*Work instructions:* The complete listing should be restated exactly.
---- Dataset extract
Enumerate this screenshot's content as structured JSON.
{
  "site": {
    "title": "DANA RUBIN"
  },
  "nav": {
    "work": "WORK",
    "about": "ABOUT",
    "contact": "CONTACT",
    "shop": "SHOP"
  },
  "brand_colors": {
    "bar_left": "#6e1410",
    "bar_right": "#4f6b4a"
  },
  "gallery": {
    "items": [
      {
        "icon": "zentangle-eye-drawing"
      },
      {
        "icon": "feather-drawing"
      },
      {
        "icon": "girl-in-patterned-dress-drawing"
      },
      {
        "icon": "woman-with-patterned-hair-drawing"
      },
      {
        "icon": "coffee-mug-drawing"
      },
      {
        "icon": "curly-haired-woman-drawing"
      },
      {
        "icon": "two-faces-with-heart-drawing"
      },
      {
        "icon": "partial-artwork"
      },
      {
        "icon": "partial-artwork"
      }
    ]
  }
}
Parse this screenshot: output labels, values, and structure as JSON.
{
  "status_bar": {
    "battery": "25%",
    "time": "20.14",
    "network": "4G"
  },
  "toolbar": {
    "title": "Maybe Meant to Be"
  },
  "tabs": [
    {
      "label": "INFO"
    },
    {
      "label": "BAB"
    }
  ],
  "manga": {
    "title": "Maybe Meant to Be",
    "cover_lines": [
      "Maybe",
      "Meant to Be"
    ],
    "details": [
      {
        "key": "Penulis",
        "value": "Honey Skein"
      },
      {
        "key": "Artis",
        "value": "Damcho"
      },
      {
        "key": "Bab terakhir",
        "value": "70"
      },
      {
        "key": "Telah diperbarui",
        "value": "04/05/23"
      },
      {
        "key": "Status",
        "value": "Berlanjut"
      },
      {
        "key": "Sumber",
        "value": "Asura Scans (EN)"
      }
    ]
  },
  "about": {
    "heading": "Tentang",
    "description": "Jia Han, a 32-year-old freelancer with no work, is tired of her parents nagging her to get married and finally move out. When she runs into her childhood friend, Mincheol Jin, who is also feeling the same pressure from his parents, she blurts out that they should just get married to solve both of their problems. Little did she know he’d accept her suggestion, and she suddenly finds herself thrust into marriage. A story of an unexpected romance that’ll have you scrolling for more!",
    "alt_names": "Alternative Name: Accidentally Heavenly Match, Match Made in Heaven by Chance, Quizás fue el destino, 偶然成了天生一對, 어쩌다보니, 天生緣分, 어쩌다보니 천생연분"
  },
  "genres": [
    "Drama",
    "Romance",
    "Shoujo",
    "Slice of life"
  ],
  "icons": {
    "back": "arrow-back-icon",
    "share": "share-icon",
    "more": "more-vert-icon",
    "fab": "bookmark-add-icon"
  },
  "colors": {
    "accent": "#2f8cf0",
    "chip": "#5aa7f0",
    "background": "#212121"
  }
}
--------
*Right answer:*
Enumerate this screenshot's content as structured JSON.
{
  "site": {
    "title": "DANA RUBIN"
  },
  "nav": {
    "work": "WORK",
    "about": "ABOUT",
    "contact": "CONTACT",
    "shop": "SHOP"
  },
  "brand_colors": {
    "bar_left": "#6e1410",
    "bar_right": "#4f6b4a"
  },
  "gallery": {
    "items": [
      {
        "icon": "zentangle-eye-drawing"
      },
      {
        "icon": "feather-drawing"
      },
      {
        "icon": "girl-in-patterned-dress-drawing"
      },
      {
        "icon": "woman-with-patterned-hair-drawing"
      },
      {
        "icon": "coffee-mug-drawing"
      },
      {
        "icon": "curly-haired-woman-drawing"
      },
      {
        "icon": "two-faces-with-heart-drawing"
      },
      {
        "icon": "partial-artwork"
      },
      {
        "icon": "partial-artwork"
      }
    ]
  }
}
Parse this screenshot: output labels, values, and structure as JSON.
{
  "status_bar": {
    "battery": "25%",
    "time": "20.14",
    "network": "4G"
  },
  "toolbar": {
    "title": "Maybe Meant to Be"
  },
  "tabs": [
    {
      "label": "INFO"
    },
    {
      "label": "BAB"
    }
  ],
  "manga": {
    "title": "Maybe Meant to Be",
    "cover_lines": [
      "Maybe",
      "Meant to Be"
    ],
    "details": [
      {
        "key": "Penulis",
        "value": "Honey Skein"
      },
      {
        "key": "Artis",
        "value": "Damcho"
      },
      {
        "key": "Bab terakhir",
        "value": "70"
      },
      {
        "key": "Telah diperbarui",
        "value": "04/05/23"
      },
      {
        "key": "Status",
        "value": "Berlanjut"
      },
      {
        "key": "Sumber",
        "value": "Asura Scans (EN)"
      }
    ]
  },
  "about": {
    "heading": "Tentang",
    "description": "Jia Han, a 32-year-old freelancer with no work, is tired of her parents nagging her to get married and finally move out. When she runs into her childhood friend, Mincheol Jin, who is also feeling the same pressure from his parents, she blurts out that they should just get married to solve both of their problems. Little did she know he’d accept her suggestion, and she suddenly finds herself thrust into marriage. A story of an unexpected romance that’ll have you scrolling for more!",
    "alt_names": "Alternative Name: Accidentally Heavenly Match, Match Made in Heaven by Chance, Quizás fue el destino, 偶然成了天生一對, 어쩌다보니, 天生緣分, 어쩌다보니 천생연분"
  },
  "genres": [
    "Drama",
    "Romance",
    "Shoujo",
    "Slice of life"
  ],
  "icons": {
    "back": "arrow-back-icon",
    "share": "share-icon",
    "more": "more-vert-icon",
    "fab": "bookmark-add-icon"
  },
  "colors": {
    "accent": "#2f8cf0",
    "chip": "#5aa7f0",
    "background": "#212121"
  }
}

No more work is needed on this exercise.